Dataset rows:
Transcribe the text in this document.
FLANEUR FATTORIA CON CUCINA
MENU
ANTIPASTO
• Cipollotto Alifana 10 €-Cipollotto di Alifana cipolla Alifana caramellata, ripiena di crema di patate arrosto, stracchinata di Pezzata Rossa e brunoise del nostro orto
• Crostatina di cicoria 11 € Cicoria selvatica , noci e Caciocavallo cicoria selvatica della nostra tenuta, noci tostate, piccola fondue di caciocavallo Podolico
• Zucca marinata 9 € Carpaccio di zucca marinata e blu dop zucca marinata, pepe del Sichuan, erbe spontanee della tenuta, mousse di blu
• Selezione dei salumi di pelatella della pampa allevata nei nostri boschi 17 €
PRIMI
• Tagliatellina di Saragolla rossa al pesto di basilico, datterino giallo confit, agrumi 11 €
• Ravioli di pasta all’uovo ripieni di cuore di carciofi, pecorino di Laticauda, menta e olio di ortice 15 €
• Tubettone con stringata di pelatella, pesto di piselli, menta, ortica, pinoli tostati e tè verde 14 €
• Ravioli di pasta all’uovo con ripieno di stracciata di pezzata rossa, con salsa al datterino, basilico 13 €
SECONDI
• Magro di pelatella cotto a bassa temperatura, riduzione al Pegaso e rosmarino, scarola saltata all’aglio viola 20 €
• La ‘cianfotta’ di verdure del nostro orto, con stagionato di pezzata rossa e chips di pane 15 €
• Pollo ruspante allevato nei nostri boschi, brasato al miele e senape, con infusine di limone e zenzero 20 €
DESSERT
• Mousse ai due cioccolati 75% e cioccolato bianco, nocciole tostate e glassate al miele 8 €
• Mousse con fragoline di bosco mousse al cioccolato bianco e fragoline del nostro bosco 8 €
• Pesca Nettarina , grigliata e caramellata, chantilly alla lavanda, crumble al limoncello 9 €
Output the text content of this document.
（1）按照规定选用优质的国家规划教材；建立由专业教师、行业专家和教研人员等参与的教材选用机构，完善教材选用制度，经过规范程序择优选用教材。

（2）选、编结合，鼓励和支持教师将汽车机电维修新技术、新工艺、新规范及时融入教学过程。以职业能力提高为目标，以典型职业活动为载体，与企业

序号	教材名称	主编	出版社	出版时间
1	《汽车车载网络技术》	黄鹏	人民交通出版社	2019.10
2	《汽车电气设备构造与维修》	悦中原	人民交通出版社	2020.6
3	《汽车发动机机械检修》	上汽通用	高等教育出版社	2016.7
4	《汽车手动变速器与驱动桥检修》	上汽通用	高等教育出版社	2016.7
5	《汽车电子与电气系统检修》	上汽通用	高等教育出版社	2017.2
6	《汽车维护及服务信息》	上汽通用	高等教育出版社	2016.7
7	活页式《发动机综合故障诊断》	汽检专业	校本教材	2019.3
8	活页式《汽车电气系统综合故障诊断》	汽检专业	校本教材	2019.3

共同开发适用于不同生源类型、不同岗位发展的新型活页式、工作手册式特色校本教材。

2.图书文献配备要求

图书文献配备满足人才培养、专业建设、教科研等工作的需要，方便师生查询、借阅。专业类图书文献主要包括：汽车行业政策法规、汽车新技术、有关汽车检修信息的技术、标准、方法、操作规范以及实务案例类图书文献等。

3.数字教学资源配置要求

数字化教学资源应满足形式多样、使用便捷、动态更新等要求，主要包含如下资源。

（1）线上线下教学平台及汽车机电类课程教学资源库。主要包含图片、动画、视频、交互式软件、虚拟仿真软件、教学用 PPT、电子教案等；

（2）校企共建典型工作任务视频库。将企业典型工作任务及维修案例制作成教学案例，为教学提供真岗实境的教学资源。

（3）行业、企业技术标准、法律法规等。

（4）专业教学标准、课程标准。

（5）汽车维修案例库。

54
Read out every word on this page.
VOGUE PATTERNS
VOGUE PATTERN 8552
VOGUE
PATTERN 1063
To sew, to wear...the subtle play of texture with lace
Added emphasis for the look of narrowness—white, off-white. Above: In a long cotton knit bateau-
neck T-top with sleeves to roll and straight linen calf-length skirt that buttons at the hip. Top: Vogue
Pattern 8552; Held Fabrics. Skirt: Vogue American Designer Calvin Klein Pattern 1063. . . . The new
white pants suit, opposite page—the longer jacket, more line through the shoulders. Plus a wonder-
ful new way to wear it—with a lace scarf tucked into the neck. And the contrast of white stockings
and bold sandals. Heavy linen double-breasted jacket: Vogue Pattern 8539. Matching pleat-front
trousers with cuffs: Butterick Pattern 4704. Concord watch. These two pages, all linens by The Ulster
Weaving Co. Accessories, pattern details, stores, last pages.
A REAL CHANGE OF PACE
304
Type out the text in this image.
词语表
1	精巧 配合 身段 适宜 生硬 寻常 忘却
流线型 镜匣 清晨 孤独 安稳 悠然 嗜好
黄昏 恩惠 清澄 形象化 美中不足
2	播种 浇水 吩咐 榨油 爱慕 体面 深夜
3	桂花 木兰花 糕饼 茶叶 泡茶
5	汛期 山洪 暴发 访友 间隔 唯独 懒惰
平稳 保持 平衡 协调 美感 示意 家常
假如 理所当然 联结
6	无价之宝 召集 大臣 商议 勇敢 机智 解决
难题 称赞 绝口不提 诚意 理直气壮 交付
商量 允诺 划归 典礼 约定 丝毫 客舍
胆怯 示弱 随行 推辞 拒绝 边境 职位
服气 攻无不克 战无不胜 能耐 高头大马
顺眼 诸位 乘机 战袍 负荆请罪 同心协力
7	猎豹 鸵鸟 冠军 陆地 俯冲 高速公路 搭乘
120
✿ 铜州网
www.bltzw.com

PROMPT:
Restate all of the entries above precisely.

CORRECT RESPONSE:
Transcribe the text in this document.
FLANEUR FATTORIA CON CUCINA
MENU
ANTIPASTO
• Cipollotto Alifana 10 €-Cipollotto di Alifana cipolla Alifana caramellata, ripiena di crema di patate arrosto, stracchinata di Pezzata Rossa e brunoise del nostro orto
• Crostatina di cicoria 11 € Cicoria selvatica , noci e Caciocavallo cicoria selvatica della nostra tenuta, noci tostate, piccola fondue di caciocavallo Podolico
• Zucca marinata 9 € Carpaccio di zucca marinata e blu dop zucca marinata, pepe del Sichuan, erbe spontanee della tenuta, mousse di blu
• Selezione dei salumi di pelatella della pampa allevata nei nostri boschi 17 €
PRIMI
• Tagliatellina di Saragolla rossa al pesto di basilico, datterino giallo confit, agrumi 11 €
• Ravioli di pasta all’uovo ripieni di cuore di carciofi, pecorino di Laticauda, menta e olio di ortice 15 €
• Tubettone con stringata di pelatella, pesto di piselli, menta, ortica, pinoli tostati e tè verde 14 €
• Ravioli di pasta all’uovo con ripieno di stracciata di pezzata rossa, con salsa al datterino, basilico 13 €
SECONDI
• Magro di pelatella cotto a bassa temperatura, riduzione al Pegaso e rosmarino, scarola saltata all’aglio viola 20 €
• La ‘cianfotta’ di verdure del nostro orto, con stagionato di pezzata rossa e chips di pane 15 €
• Pollo ruspante allevato nei nostri boschi, brasato al miele e senape, con infusine di limone e zenzero 20 €
DESSERT
• Mousse ai due cioccolati 75% e cioccolato bianco, nocciole tostate e glassate al miele 8 €
• Mousse con fragoline di bosco mousse al cioccolato bianco e fragoline del nostro bosco 8 €
• Pesca Nettarina , grigliata e caramellata, chantilly alla lavanda, crumble al limoncello 9 €
Output the text content of this document.
（1）按照规定选用优质的国家规划教材；建立由专业教师、行业专家和教研人员等参与的教材选用机构，完善教材选用制度，经过规范程序择优选用教材。

（2）选、编结合，鼓励和支持教师将汽车机电维修新技术、新工艺、新规范及时融入教学过程。以职业能力提高为目标，以典型职业活动为载体，与企业

序号	教材名称	主编	出版社	出版时间
1	《汽车车载网络技术》	黄鹏	人民交通出版社	2019.10
2	《汽车电气设备构造与维修》	悦中原	人民交通出版社	2020.6
3	《汽车发动机机械检修》	上汽通用	高等教育出版社	2016.7
4	《汽车手动变速器与驱动桥检修》	上汽通用	高等教育出版社	2016.7
5	《汽车电子与电气系统检修》	上汽通用	高等教育出版社	2017.2
6	《汽车维护及服务信息》	上汽通用	高等教育出版社	2016.7
7	活页式《发动机综合故障诊断》	汽检专业	校本教材	2019.3
8	活页式《汽车电气系统综合故障诊断》	汽检专业	校本教材	2019.3

共同开发适用于不同生源类型、不同岗位发展的新型活页式、工作手册式特色校本教材。

2.图书文献配备要求

图书文献配备满足人才培养、专业建设、教科研等工作的需要，方便师生查询、借阅。专业类图书文献主要包括：汽车行业政策法规、汽车新技术、有关汽车检修信息的技术、标准、方法、操作规范以及实务案例类图书文献等。

3.数字教学资源配置要求

数字化教学资源应满足形式多样、使用便捷、动态更新等要求，主要包含如下资源。

（1）线上线下教学平台及汽车机电类课程教学资源库。主要包含图片、动画、视频、交互式软件、虚拟仿真软件、教学用 PPT、电子教案等；

（2）校企共建典型工作任务视频库。将企业典型工作任务及维修案例制作成教学案例，为教学提供真岗实境的教学资源。

（3）行业、企业技术标准、法律法规等。

（4）专业教学标准、课程标准。

（5）汽车维修案例库。

54
Read out every word on this page.
VOGUE PATTERNS
VOGUE PATTERN 8552
VOGUE
PATTERN 1063
To sew, to wear...the subtle play of texture with lace
Added emphasis for the look of narrowness—white, off-white. Above: In a long cotton knit bateau-
neck T-top with sleeves to roll and straight linen calf-length skirt that buttons at the hip. Top: Vogue
Pattern 8552; Held Fabrics. Skirt: Vogue American Designer Calvin Klein Pattern 1063. . . . The new
white pants suit, opposite page—the longer jacket, more line through the shoulders. Plus a wonder-
ful new way to wear it—with a lace scarf tucked into the neck. And the contrast of white stockings
and bold sandals. Heavy linen double-breasted jacket: Vogue Pattern 8539. Matching pleat-front
trousers with cuffs: Butterick Pattern 4704. Concord watch. These two pages, all linens by The Ulster
Weaving Co. Accessories, pattern details, stores, last pages.
A REAL CHANGE OF PACE
304
Type out the text in this image.
词语表
1	精巧 配合 身段 适宜 生硬 寻常 忘却
流线型 镜匣 清晨 孤独 安稳 悠然 嗜好
黄昏 恩惠 清澄 形象化 美中不足
2	播种 浇水 吩咐 榨油 爱慕 体面 深夜
3	桂花 木兰花 糕饼 茶叶 泡茶
5	汛期 山洪 暴发 访友 间隔 唯独 懒惰
平稳 保持 平衡 协调 美感 示意 家常
假如 理所当然 联结
6	无价之宝 召集 大臣 商议 勇敢 机智 解决
难题 称赞 绝口不提 诚意 理直气壮 交付
商量 允诺 划归 典礼 约定 丝毫 客舍
胆怯 示弱 随行 推辞 拒绝 边境 职位
服气 攻无不克 战无不胜 能耐 高头大马
顺眼 诸位 乘机 战袍 负荆请罪 同心协力
7	猎豹 鸵鸟 冠军 陆地 俯冲 高速公路 搭乘
120
✿ 铜州网
www.bltzw.com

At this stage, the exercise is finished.